**Exercise**
Produce an exact transcription of the listing below, omitting the pictures.

**Excerpted data**
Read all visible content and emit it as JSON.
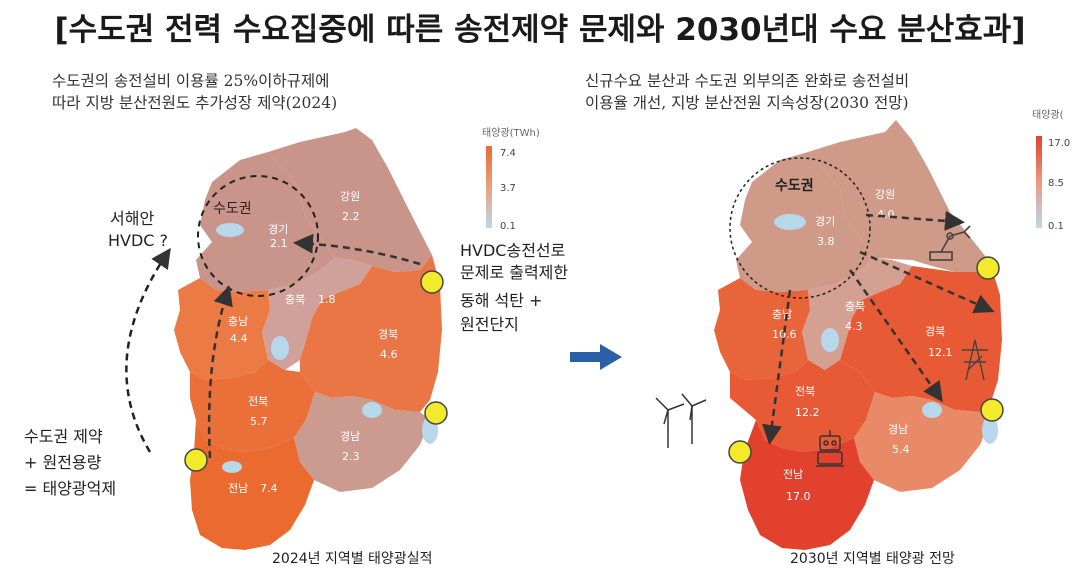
{
  "title": "[수도권 전력 수요집중에 따른 송전제약 문제와 2030년대 수요 분산효과]",
  "left_panel": {
    "note_line1": "수도권의 송전설비 이용률 25%이하규제에",
    "note_line2": "따라 지방 분산전원도 추가성장 제약(2024)",
    "caption": "2024년 지역별 태양광실적",
    "legend": {
      "title": "태양광(TWh)",
      "max": "7.4",
      "mid": "3.7",
      "min": "0.1"
    },
    "capital_label": "수도권",
    "regions": [
      {
        "name": "경기",
        "value": "2.1"
      },
      {
        "name": "강원",
        "value": "2.2"
      },
      {
        "name": "충북",
        "value": "1.8"
      },
      {
        "name": "충남",
        "value": "4.4"
      },
      {
        "name": "경북",
        "value": "4.6"
      },
      {
        "name": "전북",
        "value": "5.7"
      },
      {
        "name": "경남",
        "value": "2.3"
      },
      {
        "name": "전남",
        "value": "7.4"
      }
    ],
    "annotations": {
      "hvdc_west_1": "서해안",
      "hvdc_west_2": "HVDC ?",
      "hvdc_east_1": "HVDC송전선로",
      "hvdc_east_2": "문제로 출력제한",
      "east_plant_1": "동해 석탄 +",
      "east_plant_2": "원전단지",
      "bottom_1": "수도권 제약",
      "bottom_2": "+ 원전용량",
      "bottom_3": "= 태양광억제"
    }
  },
  "right_panel": {
    "note_line1": "신규수요 분산과 수도권 외부의존 완화로 송전설비",
    "note_line2": "이용율 개선, 지방 분산전원 지속성장(2030 전망)",
    "caption": "2030년 지역별 태양광 전망",
    "legend": {
      "title": "태양광(",
      "max": "17.0",
      "mid": "8.5",
      "min": "0.1"
    },
    "capital_label": "수도권",
    "regions": [
      {
        "name": "경기",
        "value": "3.8"
      },
      {
        "name": "강원",
        "value": "4.0"
      },
      {
        "name": "충북",
        "value": "4.3"
      },
      {
        "name": "충남",
        "value": "10.6"
      },
      {
        "name": "경북",
        "value": "12.1"
      },
      {
        "name": "전북",
        "value": "12.2"
      },
      {
        "name": "경남",
        "value": "5.4"
      },
      {
        "name": "전남",
        "value": "17.0"
      }
    ]
  },
  "colors": {
    "low": "#c9948a",
    "mid": "#e8794a",
    "high": "#ea6a30",
    "peak": "#e2412e",
    "water": "#b7d7ea",
    "plant": "#f2ea2a",
    "arrow": "#2b5fa8"
  },
  "icons": [
    "wind-turbine-icon",
    "robot-arm-icon",
    "transmission-tower-icon",
    "robot-icon",
    "arrow-right-icon"
  ]
}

**Result of the exercise**
Read all visible content and emit it as JSON.
{
  "title": "[수도권 전력 수요집중에 따른 송전제약 문제와 2030년대 수요 분산효과]",
  "left_panel": {
    "note_line1": "수도권의 송전설비 이용률 25%이하규제에",
    "note_line2": "따라 지방 분산전원도 추가성장 제약(2024)",
    "caption": "2024년 지역별 태양광실적",
    "legend": {
      "title": "태양광(TWh)",
      "max": "7.4",
      "mid": "3.7",
      "min": "0.1"
    },
    "capital_label": "수도권",
    "regions": [
      {
        "name": "경기",
        "value": "2.1"
      },
      {
        "name": "강원",
        "value": "2.2"
      },
      {
        "name": "충북",
        "value": "1.8"
      },
      {
        "name": "충남",
        "value": "4.4"
      },
      {
        "name": "경북",
        "value": "4.6"
      },
      {
        "name": "전북",
        "value": "5.7"
      },
      {
        "name": "경남",
        "value": "2.3"
      },
      {
        "name": "전남",
        "value": "7.4"
      }
    ],
    "annotations": {
      "hvdc_west_1": "서해안",
      "hvdc_west_2": "HVDC ?",
      "hvdc_east_1": "HVDC송전선로",
      "hvdc_east_2": "문제로 출력제한",
      "east_plant_1": "동해 석탄 +",
      "east_plant_2": "원전단지",
      "bottom_1": "수도권 제약",
      "bottom_2": "+ 원전용량",
      "bottom_3": "= 태양광억제"
    }
  },
  "right_panel": {
    "note_line1": "신규수요 분산과 수도권 외부의존 완화로 송전설비",
    "note_line2": "이용율 개선, 지방 분산전원 지속성장(2030 전망)",
    "caption": "2030년 지역별 태양광 전망",
    "legend": {
      "title": "태양광(",
      "max": "17.0",
      "mid": "8.5",
      "min": "0.1"
    },
    "capital_label": "수도권",
    "regions": [
      {
        "name": "경기",
        "value": "3.8"
      },
      {
        "name": "강원",
        "value": "4.0"
      },
      {
        "name": "충북",
        "value": "4.3"
      },
      {
        "name": "충남",
        "value": "10.6"
      },
      {
        "name": "경북",
        "value": "12.1"
      },
      {
        "name": "전북",
        "value": "12.2"
      },
      {
        "name": "경남",
        "value": "5.4"
      },
      {
        "name": "전남",
        "value": "17.0"
      }
    ]
  },
  "colors": {
    "low": "#c9948a",
    "mid": "#e8794a",
    "high": "#ea6a30",
    "peak": "#e2412e",
    "water": "#b7d7ea",
    "plant": "#f2ea2a",
    "arrow": "#2b5fa8"
  },
  "icons": [
    "wind-turbine-icon",
    "robot-arm-icon",
    "transmission-tower-icon",
    "robot-icon",
    "arrow-right-icon"
  ]
}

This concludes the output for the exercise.